• **What to work on**: Show every line that has the string "земли" in it.

• **Recorded information**:
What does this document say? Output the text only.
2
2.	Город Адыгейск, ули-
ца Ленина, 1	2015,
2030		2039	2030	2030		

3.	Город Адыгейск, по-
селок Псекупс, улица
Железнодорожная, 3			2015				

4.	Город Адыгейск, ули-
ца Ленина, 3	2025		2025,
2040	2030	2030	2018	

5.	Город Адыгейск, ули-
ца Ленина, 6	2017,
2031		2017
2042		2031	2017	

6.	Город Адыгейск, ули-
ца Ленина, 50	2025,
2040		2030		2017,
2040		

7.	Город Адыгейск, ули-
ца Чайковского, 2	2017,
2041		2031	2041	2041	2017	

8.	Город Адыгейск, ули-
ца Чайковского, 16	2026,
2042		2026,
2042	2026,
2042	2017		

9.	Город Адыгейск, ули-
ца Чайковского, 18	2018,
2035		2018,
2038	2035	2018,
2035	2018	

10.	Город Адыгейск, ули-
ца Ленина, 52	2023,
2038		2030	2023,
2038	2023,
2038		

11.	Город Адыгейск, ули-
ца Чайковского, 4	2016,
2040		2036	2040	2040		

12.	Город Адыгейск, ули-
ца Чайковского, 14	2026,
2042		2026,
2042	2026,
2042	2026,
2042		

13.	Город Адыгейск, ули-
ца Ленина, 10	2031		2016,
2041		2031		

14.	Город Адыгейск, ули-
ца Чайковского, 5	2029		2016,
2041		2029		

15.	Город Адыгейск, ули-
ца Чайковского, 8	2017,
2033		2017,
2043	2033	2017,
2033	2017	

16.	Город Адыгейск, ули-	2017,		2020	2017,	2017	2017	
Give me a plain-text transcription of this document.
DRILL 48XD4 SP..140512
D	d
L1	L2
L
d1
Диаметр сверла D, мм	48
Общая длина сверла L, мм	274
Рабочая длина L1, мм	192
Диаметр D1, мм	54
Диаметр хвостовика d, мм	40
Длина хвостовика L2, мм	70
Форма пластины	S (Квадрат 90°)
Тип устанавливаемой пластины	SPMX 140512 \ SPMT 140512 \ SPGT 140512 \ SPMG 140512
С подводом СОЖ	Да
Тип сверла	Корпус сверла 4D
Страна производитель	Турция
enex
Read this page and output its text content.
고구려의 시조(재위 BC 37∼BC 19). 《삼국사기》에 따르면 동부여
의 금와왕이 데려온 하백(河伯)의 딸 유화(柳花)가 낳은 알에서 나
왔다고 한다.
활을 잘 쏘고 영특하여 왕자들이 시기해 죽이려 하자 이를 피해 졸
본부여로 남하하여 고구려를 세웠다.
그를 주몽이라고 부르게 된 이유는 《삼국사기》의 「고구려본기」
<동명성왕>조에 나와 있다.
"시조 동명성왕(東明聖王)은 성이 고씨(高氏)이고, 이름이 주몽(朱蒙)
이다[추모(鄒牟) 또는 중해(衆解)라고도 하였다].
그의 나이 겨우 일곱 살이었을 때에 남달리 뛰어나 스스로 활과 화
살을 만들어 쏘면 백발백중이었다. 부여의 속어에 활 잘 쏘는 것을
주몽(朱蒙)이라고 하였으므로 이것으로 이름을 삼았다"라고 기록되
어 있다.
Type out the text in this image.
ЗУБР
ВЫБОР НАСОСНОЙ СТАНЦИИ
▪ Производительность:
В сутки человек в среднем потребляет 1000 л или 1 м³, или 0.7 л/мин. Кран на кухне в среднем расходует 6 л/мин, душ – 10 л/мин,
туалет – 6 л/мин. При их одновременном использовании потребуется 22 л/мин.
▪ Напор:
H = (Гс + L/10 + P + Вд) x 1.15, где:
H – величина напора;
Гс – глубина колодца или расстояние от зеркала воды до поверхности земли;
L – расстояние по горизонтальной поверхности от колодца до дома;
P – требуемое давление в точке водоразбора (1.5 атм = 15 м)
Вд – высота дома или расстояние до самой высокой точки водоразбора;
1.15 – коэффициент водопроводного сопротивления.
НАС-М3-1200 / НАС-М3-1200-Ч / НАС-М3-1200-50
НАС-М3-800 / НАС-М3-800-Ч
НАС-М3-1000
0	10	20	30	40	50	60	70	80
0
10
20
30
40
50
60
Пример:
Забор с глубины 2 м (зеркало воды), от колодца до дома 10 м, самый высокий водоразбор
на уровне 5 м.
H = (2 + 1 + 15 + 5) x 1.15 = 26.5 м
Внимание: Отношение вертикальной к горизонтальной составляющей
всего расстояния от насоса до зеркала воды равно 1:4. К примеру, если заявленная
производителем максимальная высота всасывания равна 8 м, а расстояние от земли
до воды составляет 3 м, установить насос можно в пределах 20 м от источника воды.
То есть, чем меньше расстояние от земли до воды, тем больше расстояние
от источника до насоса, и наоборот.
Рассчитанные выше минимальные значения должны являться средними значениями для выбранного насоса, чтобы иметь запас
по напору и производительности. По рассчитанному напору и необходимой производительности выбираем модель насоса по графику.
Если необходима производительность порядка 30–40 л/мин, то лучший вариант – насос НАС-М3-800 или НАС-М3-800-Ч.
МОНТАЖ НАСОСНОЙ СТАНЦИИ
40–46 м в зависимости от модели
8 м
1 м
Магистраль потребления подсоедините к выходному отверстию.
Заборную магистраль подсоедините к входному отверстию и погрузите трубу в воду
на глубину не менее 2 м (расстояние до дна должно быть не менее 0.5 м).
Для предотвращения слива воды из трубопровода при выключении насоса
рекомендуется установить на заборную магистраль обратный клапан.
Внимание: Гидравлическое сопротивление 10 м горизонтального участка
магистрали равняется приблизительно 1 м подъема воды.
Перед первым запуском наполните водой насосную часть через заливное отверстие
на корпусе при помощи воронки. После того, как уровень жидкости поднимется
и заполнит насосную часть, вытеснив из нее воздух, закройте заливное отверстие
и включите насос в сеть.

• **Solution for this exercise**:
Гс – глубина колодца или расстояние от зеркала воды до поверхности земли;
производителем максимальная высота всасывания равна 8 м, а расстояние от земли
То есть, чем меньше расстояние от земли до воды, тем больше расстояние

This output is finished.